Al igual que su marido, Cristina Fernández se ha rodeado de colaboradores sin personalidad y de incierta competencia, y nunca celebra reuniones de gabinete. No las necesita: ella y su pequeño círculo de confianza toman las decisiones, y las revelan cuando se les antoja: muchas veces la población las conoce al mismo tiempo que los ministros.

No es extraño que la presidente entienda que el Estado es ella misma y, en todo caso, los miembros de su familia, y que así lo revele cuando dice por ejemplo que la Justicia no debe entorpecer la labor del Estado (como si la Justicia no fuera también el Estado) o cuando al asumir su segundo mandato acepta recibir de manos de su hija los símbolos formales del poder.

Tampoco es extraño que haya dedicado las primeras semanas de gobierno, su momento de mayor fortaleza, a consolidar esa situación: por un lado, haciendo votar en el Congreso todas las leyes que considera necesarias a ese fin; por el otro, embistiendo contra los pocos que, supone, podrían desafiar su poder: los sindicatos, la prensa, el peronismo bonaerense.

El kirchnerismo ha sido desde su comienzo una máquina de acumulación de poder y dinero, sin que las ideologías, los modelos o los proyectos nacionales que invoca tengan mucho que ver: el gobierno, por ejemplo, no tiene el menor reparo en quitarle los subsidios a la clase media y aumentárselos a las “corporaciones”, siempre que sean corporaciones “amigas”, claro está.

En ese plan, el gobierno avanzó como una topadora desde su triunfo electoral de octubre, y no parece dispuesto a la tolerancia. Lo contrario de lo que hizo la oposición en el 2009, que en lugar de acorralar al kirchnerismo cuando estaba en condiciones de hacerlo se dedicó, con honrosas excepciones, a mirarse el ombligo y compararlo con el del vecino.

La violencia de esta ofensiva, particularmente dura contra Hugo Moyano y Gerónimo Venegas, los dos dirigentes sindicales peronistas con mejor imagen entre los trabajadores, y contra La Nación y el grupo Clarín, confirió sentido a las palabras de Elisa Carrió cuando tras el comicio de octubre anunció que iba a dejar de liderar la oposición para encabezar la resistencia.

En su marcha implacable hacia la ocupación de todos los espacios políticos y comunicacionales, en su negación al diálogo y el consenso, en su vocación hegemónica, el kirchnerismo conducido por Cristina no deja espacio a la oposición ni a la crítica, no permite el disenso democrático. Y empuja a los que no comparten sus propósitos ni sus métodos al lugar de la resistencia. Al no.

----------

### [COMPLETA LO SIGUIENTE]
1) Según el fragmento, ¿de manos de quién recibió la presidente los símbolos formales del poder al asumir su segundo mandato?
2) Nombra a los que, según el fragmento, la presidente supone que podrían desafiar su poder.
3) De acuerdo con el fragmento, ¿por qué Cristina Fernández no necesita celebrar reuniones de gabinete?
No hace falta usar las líneas de datos para nada de esto.

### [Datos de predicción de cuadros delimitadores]
----------

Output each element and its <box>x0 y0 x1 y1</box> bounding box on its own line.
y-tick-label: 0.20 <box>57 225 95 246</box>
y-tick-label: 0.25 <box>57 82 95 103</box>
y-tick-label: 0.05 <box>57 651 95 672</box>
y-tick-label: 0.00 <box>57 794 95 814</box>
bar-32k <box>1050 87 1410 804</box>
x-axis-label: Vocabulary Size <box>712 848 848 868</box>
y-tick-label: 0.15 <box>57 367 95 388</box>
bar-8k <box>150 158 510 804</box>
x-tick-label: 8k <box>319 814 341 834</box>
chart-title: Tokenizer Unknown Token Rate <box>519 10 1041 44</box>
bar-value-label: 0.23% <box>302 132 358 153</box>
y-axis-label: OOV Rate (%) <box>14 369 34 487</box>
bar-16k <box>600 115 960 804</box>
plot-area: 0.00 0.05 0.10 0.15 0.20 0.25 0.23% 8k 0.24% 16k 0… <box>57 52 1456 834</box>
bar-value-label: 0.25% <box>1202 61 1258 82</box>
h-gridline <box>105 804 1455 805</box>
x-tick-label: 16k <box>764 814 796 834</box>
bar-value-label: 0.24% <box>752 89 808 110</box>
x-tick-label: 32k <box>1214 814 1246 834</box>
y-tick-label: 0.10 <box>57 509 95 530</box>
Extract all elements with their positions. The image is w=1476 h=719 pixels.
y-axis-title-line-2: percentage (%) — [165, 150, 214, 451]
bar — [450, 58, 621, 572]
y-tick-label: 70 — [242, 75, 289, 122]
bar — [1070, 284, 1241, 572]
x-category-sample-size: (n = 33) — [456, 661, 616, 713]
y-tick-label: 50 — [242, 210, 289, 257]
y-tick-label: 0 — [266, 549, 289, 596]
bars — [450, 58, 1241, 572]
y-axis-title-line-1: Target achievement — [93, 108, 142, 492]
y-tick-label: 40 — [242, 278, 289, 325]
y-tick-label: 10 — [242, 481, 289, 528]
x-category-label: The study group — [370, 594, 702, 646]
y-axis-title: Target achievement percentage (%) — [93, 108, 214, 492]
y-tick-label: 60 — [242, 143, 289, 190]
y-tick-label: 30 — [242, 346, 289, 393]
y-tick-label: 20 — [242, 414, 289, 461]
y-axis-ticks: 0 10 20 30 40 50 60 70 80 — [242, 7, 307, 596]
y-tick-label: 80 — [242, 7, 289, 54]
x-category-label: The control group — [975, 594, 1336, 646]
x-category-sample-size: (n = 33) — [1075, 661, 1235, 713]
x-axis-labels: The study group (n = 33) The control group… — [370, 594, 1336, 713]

----------

### [RESULTADOS DEL EJERCICIO]
1) De manos de su hija.

2) Los sindicatos, la prensa y el peronismo bonaerense.

3) Porque las decisiones las toman ella y su pequeño círculo de confianza, que las dan a conocer cuando se les antoja.